*INSTRUCTION*:
Take the line that contains "What does this" as the first and the last line of the material as the final one; set down exactly the lines in that span.

++++

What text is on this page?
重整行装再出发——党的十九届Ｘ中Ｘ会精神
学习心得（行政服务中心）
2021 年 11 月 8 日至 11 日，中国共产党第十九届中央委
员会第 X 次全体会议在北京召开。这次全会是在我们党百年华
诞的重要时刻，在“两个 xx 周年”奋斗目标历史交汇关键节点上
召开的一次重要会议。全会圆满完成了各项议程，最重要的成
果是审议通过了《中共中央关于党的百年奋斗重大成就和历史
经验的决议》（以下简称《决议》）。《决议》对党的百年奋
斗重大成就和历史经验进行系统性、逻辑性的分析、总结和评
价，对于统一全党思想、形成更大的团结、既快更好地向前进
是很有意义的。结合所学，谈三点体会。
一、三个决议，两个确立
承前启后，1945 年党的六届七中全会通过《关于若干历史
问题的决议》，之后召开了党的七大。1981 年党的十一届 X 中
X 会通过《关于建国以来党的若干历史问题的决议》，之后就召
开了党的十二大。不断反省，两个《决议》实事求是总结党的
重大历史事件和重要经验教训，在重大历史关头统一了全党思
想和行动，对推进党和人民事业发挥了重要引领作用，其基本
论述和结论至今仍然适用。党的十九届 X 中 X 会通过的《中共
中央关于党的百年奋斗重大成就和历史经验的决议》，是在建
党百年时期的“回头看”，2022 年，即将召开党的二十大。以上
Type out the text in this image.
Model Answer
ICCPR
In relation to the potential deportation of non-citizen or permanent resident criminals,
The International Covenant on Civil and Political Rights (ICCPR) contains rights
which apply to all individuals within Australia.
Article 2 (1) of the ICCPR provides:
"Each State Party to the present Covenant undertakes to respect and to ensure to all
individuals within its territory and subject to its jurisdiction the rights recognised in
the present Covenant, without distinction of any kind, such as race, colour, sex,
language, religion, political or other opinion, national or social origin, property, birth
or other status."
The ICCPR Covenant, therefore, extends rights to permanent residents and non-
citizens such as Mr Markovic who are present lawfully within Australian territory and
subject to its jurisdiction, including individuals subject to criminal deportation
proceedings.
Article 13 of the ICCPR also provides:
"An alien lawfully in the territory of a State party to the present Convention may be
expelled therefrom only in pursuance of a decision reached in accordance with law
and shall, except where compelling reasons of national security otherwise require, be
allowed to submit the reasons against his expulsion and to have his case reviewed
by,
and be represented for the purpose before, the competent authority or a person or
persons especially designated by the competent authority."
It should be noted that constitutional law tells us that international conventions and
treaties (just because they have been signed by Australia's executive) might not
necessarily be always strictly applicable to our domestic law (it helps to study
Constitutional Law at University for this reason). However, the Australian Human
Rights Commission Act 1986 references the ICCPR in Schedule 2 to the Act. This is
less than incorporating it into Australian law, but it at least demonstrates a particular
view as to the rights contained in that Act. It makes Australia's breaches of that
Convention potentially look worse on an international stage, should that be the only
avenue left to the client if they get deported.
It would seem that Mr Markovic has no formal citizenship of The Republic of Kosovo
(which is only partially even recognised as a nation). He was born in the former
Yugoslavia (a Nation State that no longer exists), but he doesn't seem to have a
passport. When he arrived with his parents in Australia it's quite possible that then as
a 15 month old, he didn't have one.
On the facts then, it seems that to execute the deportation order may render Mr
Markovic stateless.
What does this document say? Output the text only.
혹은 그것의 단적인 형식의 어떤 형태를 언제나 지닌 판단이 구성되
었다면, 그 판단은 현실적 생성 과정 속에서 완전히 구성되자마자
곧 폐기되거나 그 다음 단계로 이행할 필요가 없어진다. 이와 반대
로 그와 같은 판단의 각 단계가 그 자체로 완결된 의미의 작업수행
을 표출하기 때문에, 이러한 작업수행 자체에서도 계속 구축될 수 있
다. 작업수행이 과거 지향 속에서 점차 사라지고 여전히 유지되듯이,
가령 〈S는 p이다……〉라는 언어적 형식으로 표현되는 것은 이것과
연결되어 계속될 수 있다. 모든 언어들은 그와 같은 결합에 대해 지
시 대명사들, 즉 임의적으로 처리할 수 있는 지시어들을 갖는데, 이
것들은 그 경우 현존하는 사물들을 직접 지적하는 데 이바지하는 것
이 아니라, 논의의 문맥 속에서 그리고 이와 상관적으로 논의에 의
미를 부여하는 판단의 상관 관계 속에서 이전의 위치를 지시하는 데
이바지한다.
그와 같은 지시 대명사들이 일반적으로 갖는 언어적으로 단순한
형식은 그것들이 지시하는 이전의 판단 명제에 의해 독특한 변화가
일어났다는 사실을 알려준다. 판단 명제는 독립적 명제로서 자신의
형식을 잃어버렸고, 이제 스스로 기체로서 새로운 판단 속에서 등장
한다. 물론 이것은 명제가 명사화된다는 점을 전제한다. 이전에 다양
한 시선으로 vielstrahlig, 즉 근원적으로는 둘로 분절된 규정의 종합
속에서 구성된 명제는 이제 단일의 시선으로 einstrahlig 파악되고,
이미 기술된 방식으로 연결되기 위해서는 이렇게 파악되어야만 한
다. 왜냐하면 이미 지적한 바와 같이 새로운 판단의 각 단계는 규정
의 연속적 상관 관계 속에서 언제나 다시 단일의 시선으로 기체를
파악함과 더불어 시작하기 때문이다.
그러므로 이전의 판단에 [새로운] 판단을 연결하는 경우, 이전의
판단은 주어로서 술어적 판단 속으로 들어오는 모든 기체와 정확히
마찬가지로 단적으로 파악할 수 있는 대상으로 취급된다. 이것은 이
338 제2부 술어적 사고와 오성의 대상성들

++++

*FINAL ANSWER*:
What does this document say? Output the text only.
혹은 그것의 단적인 형식의 어떤 형태를 언제나 지닌 판단이 구성되
었다면, 그 판단은 현실적 생성 과정 속에서 완전히 구성되자마자
곧 폐기되거나 그 다음 단계로 이행할 필요가 없어진다. 이와 반대
로 그와 같은 판단의 각 단계가 그 자체로 완결된 의미의 작업수행
을 표출하기 때문에, 이러한 작업수행 자체에서도 계속 구축될 수 있
다. 작업수행이 과거 지향 속에서 점차 사라지고 여전히 유지되듯이,
가령 〈S는 p이다……〉라는 언어적 형식으로 표현되는 것은 이것과
연결되어 계속될 수 있다. 모든 언어들은 그와 같은 결합에 대해 지
시 대명사들, 즉 임의적으로 처리할 수 있는 지시어들을 갖는데, 이
것들은 그 경우 현존하는 사물들을 직접 지적하는 데 이바지하는 것
이 아니라, 논의의 문맥 속에서 그리고 이와 상관적으로 논의에 의
미를 부여하는 판단의 상관 관계 속에서 이전의 위치를 지시하는 데
이바지한다.
그와 같은 지시 대명사들이 일반적으로 갖는 언어적으로 단순한
형식은 그것들이 지시하는 이전의 판단 명제에 의해 독특한 변화가
일어났다는 사실을 알려준다. 판단 명제는 독립적 명제로서 자신의
형식을 잃어버렸고, 이제 스스로 기체로서 새로운 판단 속에서 등장
한다. 물론 이것은 명제가 명사화된다는 점을 전제한다. 이전에 다양
한 시선으로 vielstrahlig, 즉 근원적으로는 둘로 분절된 규정의 종합
속에서 구성된 명제는 이제 단일의 시선으로 einstrahlig 파악되고,
이미 기술된 방식으로 연결되기 위해서는 이렇게 파악되어야만 한
다. 왜냐하면 이미 지적한 바와 같이 새로운 판단의 각 단계는 규정
의 연속적 상관 관계 속에서 언제나 다시 단일의 시선으로 기체를
파악함과 더불어 시작하기 때문이다.
그러므로 이전의 판단에 [새로운] 판단을 연결하는 경우, 이전의
판단은 주어로서 술어적 판단 속으로 들어오는 모든 기체와 정확히
마찬가지로 단적으로 파악할 수 있는 대상으로 취급된다. 이것은 이
338 제2부 술어적 사고와 오성의 대상성들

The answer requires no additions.